------ Recorded data

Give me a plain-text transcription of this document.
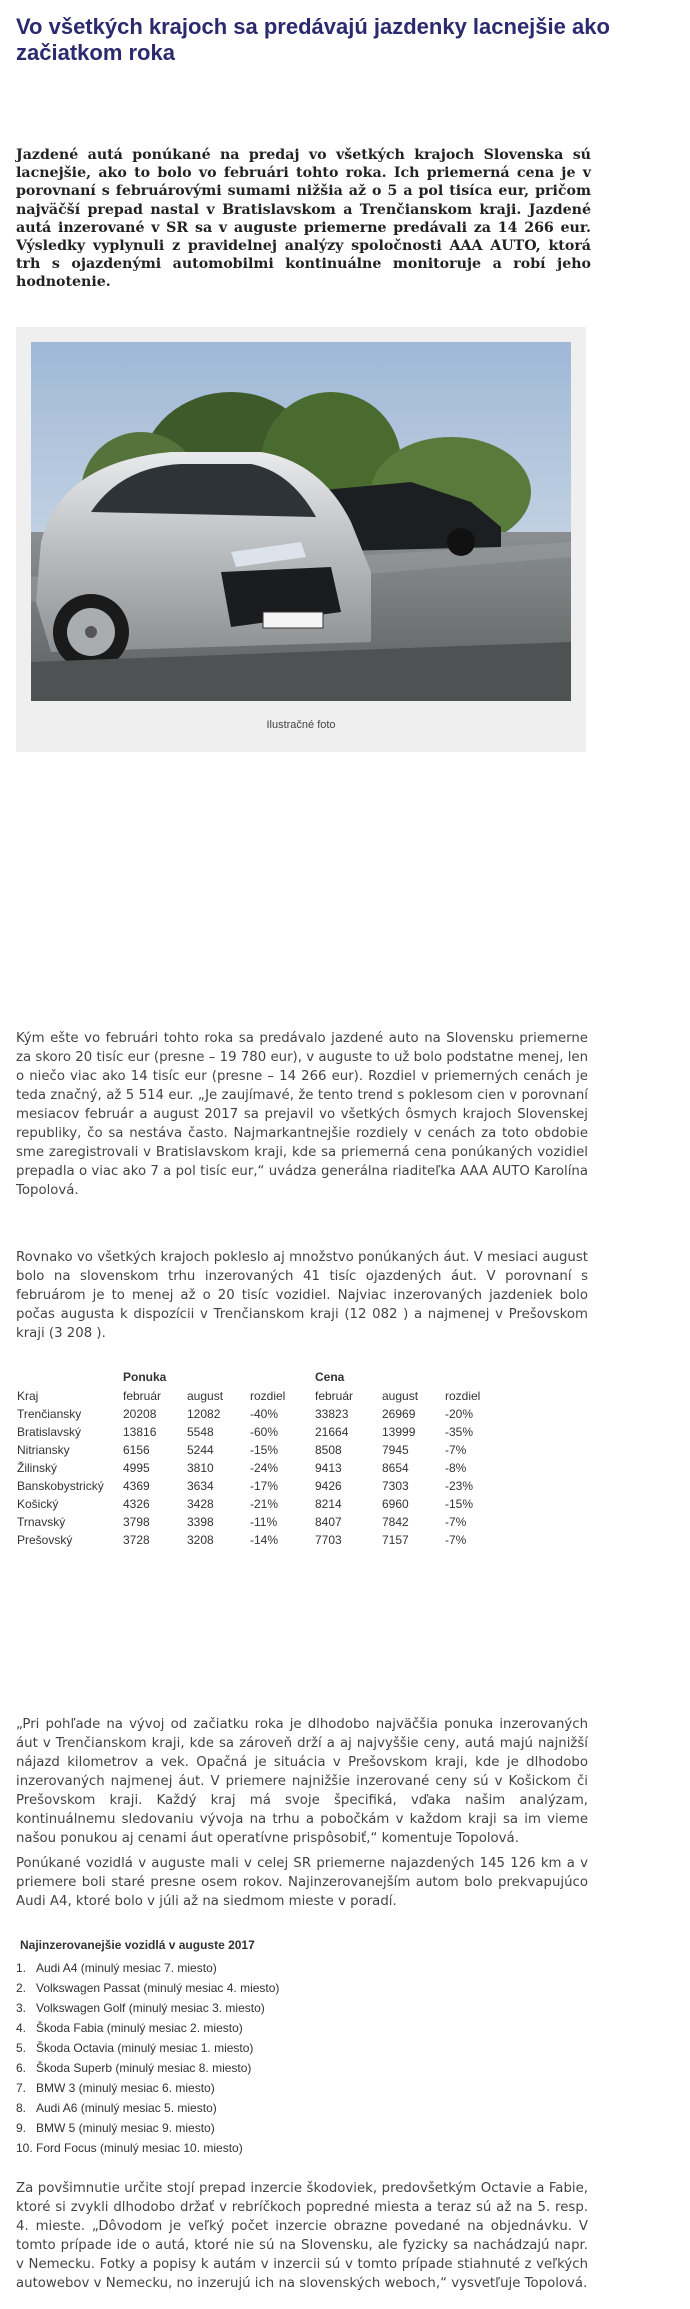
Vo všetkých krajoch sa predávajú jazdenky lacnejšie ako začiatkom roka

Jazdené autá ponúkané na predaj vo všetkých krajoch Slovenska sú lacnejšie, ako to bolo vo februári tohto roka. Ich priemerná cena je v porovnaní s februárovými sumami nižšia až o 5 a pol tisíca eur, pričom najväčší prepad nastal v Bratislavskom a Trenčianskom kraji. Jazdené autá inzerované v SR sa v auguste priemerne predávali za 14 266 eur. Výsledky vyplynuli z pravidelnej analýzy spoločnosti AAA AUTO, ktorá trh s ojazdenými automobilmi kontinuálne monitoruje a robí jeho hodnotenie.

Ilustračné foto

Kým ešte vo februári tohto roka sa predávalo jazdené auto na Slovensku priemerne za skoro 20 tisíc eur (presne – 19 780 eur), v auguste to už bolo podstatne menej, len o niečo viac ako 14 tisíc eur (presne – 14 266 eur). Rozdiel v priemerných cenách je teda značný, až 5 514 eur. „Je zaujímavé, že tento trend s poklesom cien v porovnaní mesiacov február a august 2017 sa prejavil vo všetkých ôsmych krajoch Slovenskej republiky, čo sa nestáva často. Najmarkantnejšie rozdiely v cenách za toto obdobie sme zaregistrovali v Bratislavskom kraji, kde sa priemerná cena ponúkaných vozidiel prepadla o viac ako 7 a pol tisíc eur,“ uvádza generálna riaditeľka AAA AUTO Karolína Topolová.

Rovnako vo všetkých krajoch pokleslo aj množstvo ponúkaných áut. V mesiaci august bolo na slovenskom trhu inzerovaných 41 tisíc ojazdených áut. V porovnaní s februárom je to menej až o 20 tisíc vozidiel. Najviac inzerovaných jazdeniek bolo počas augusta k dispozícii v Trenčianskom kraji (12 082 ) a najmenej v Prešovskom kraji (3 208 ).

	Ponuka			Cena		
Kraj	február	august	rozdiel	február	august	rozdiel
Trenčiansky	20208	12082	-40%	33823	26969	-20%
Bratislavský	13816	5548	-60%	21664	13999	-35%
Nitriansky	6156	5244	-15%	8508	7945	-7%
Žilinský	4995	3810	-24%	9413	8654	-8%
Banskobystrický	4369	3634	-17%	9426	7303	-23%
Košický	4326	3428	-21%	8214	6960	-15%
Trnavský	3798	3398	-11%	8407	7842	-7%
Prešovský	3728	3208	-14%	7703	7157	-7%

„Pri pohľade na vývoj od začiatku roka je dlhodobo najväčšia ponuka inzerovaných áut v Trenčianskom kraji, kde sa zároveň drží a aj najvyššie ceny, autá majú najnižší nájazd kilometrov a vek. Opačná je situácia v Prešovskom kraji, kde je dlhodobo inzerovaných najmenej áut. V priemere najnižšie inzerované ceny sú v Košickom či Prešovskom kraji. Každý kraj má svoje špecifiká, vďaka našim analýzam, kontinuálnemu sledovaniu vývoja na trhu a pobočkám v každom kraji sa im vieme našou ponukou aj cenami áut operatívne prispôsobiť,“ komentuje Topolová.

Ponúkané vozidlá v auguste mali v celej SR priemerne najazdených 145 126 km a v priemere boli staré presne osem rokov. Najinzerovanejším autom bolo prekvapujúco Audi A4, ktoré bolo v júli až na siedmom mieste v poradí.

Najinzerovanejšie vozidlá v auguste 2017

1. Audi A4 (minulý mesiac 7. miesto)
2. Volkswagen Passat (minulý mesiac 4. miesto)
3. Volkswagen Golf (minulý mesiac 3. miesto)
4. Škoda Fabia (minulý mesiac 2. miesto)
5. Škoda Octavia (minulý mesiac 1. miesto)
6. Škoda Superb (minulý mesiac 8. miesto)
7. BMW 3 (minulý mesiac 6. miesto)
8. Audi A6 (minulý mesiac 5. miesto)
9. BMW 5 (minulý mesiac 9. miesto)
10. Ford Focus (minulý mesiac 10. miesto)

Za povšimnutie určite stojí prepad inzercie škodoviek, predovšetkým Octavie a Fabie, ktoré si zvykli dlhodobo držať v rebríčkoch popredné miesta a teraz sú až na 5. resp. 4. mieste. „Dôvodom je veľký počet inzercie obrazne povedané na objednávku. V tomto prípade ide o autá, ktoré nie sú na Slovensku, ale fyzicky sa nachádzajú napr. v Nemecku. Fotky a popisy k autám v inzercii sú v tomto prípade stiahnuté z veľkých autowebov v Nemecku, no inzerujú ich na slovenských weboch,“ vysvetľuje Topolová.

------------

- _Instruction_
Reproduce the listing exactly. Leave its pictures out.

- _Correct answer_
Give me a plain-text transcription of this document.
Vo všetkých krajoch sa predávajú jazdenky lacnejšie ako začiatkom roka

Jazdené autá ponúkané na predaj vo všetkých krajoch Slovenska sú lacnejšie, ako to bolo vo februári tohto roka. Ich priemerná cena je v porovnaní s februárovými sumami nižšia až o 5 a pol tisíca eur, pričom najväčší prepad nastal v Bratislavskom a Trenčianskom kraji. Jazdené autá inzerované v SR sa v auguste priemerne predávali za 14 266 eur. Výsledky vyplynuli z pravidelnej analýzy spoločnosti AAA AUTO, ktorá trh s ojazdenými automobilmi kontinuálne monitoruje a robí jeho hodnotenie.

Ilustračné foto

Kým ešte vo februári tohto roka sa predávalo jazdené auto na Slovensku priemerne za skoro 20 tisíc eur (presne – 19 780 eur), v auguste to už bolo podstatne menej, len o niečo viac ako 14 tisíc eur (presne – 14 266 eur). Rozdiel v priemerných cenách je teda značný, až 5 514 eur. „Je zaujímavé, že tento trend s poklesom cien v porovnaní mesiacov február a august 2017 sa prejavil vo všetkých ôsmych krajoch Slovenskej republiky, čo sa nestáva často. Najmarkantnejšie rozdiely v cenách za toto obdobie sme zaregistrovali v Bratislavskom kraji, kde sa priemerná cena ponúkaných vozidiel prepadla o viac ako 7 a pol tisíc eur,“ uvádza generálna riaditeľka AAA AUTO Karolína Topolová.

Rovnako vo všetkých krajoch pokleslo aj množstvo ponúkaných áut. V mesiaci august bolo na slovenskom trhu inzerovaných 41 tisíc ojazdených áut. V porovnaní s februárom je to menej až o 20 tisíc vozidiel. Najviac inzerovaných jazdeniek bolo počas augusta k dispozícii v Trenčianskom kraji (12 082 ) a najmenej v Prešovskom kraji (3 208 ).

	Ponuka			Cena		
Kraj	február	august	rozdiel	február	august	rozdiel
Trenčiansky	20208	12082	-40%	33823	26969	-20%
Bratislavský	13816	5548	-60%	21664	13999	-35%
Nitriansky	6156	5244	-15%	8508	7945	-7%
Žilinský	4995	3810	-24%	9413	8654	-8%
Banskobystrický	4369	3634	-17%	9426	7303	-23%
Košický	4326	3428	-21%	8214	6960	-15%
Trnavský	3798	3398	-11%	8407	7842	-7%
Prešovský	3728	3208	-14%	7703	7157	-7%

„Pri pohľade na vývoj od začiatku roka je dlhodobo najväčšia ponuka inzerovaných áut v Trenčianskom kraji, kde sa zároveň drží a aj najvyššie ceny, autá majú najnižší nájazd kilometrov a vek. Opačná je situácia v Prešovskom kraji, kde je dlhodobo inzerovaných najmenej áut. V priemere najnižšie inzerované ceny sú v Košickom či Prešovskom kraji. Každý kraj má svoje špecifiká, vďaka našim analýzam, kontinuálnemu sledovaniu vývoja na trhu a pobočkám v každom kraji sa im vieme našou ponukou aj cenami áut operatívne prispôsobiť,“ komentuje Topolová.

Ponúkané vozidlá v auguste mali v celej SR priemerne najazdených 145 126 km a v priemere boli staré presne osem rokov. Najinzerovanejším autom bolo prekvapujúco Audi A4, ktoré bolo v júli až na siedmom mieste v poradí.

Najinzerovanejšie vozidlá v auguste 2017

1. Audi A4 (minulý mesiac 7. miesto)
2. Volkswagen Passat (minulý mesiac 4. miesto)
3. Volkswagen Golf (minulý mesiac 3. miesto)
4. Škoda Fabia (minulý mesiac 2. miesto)
5. Škoda Octavia (minulý mesiac 1. miesto)
6. Škoda Superb (minulý mesiac 8. miesto)
7. BMW 3 (minulý mesiac 6. miesto)
8. Audi A6 (minulý mesiac 5. miesto)
9. BMW 5 (minulý mesiac 9. miesto)
10. Ford Focus (minulý mesiac 10. miesto)

Za povšimnutie určite stojí prepad inzercie škodoviek, predovšetkým Octavie a Fabie, ktoré si zvykli dlhodobo držať v rebríčkoch popredné miesta a teraz sú až na 5. resp. 4. mieste. „Dôvodom je veľký počet inzercie obrazne povedané na objednávku. V tomto prípade ide o autá, ktoré nie sú na Slovensku, ale fyzicky sa nachádzajú napr. v Nemecku. Fotky a popisy k autám v inzercii sú v tomto prípade stiahnuté z veľkých autowebov v Nemecku, no inzerujú ich na slovenských weboch,“ vysvetľuje Topolová.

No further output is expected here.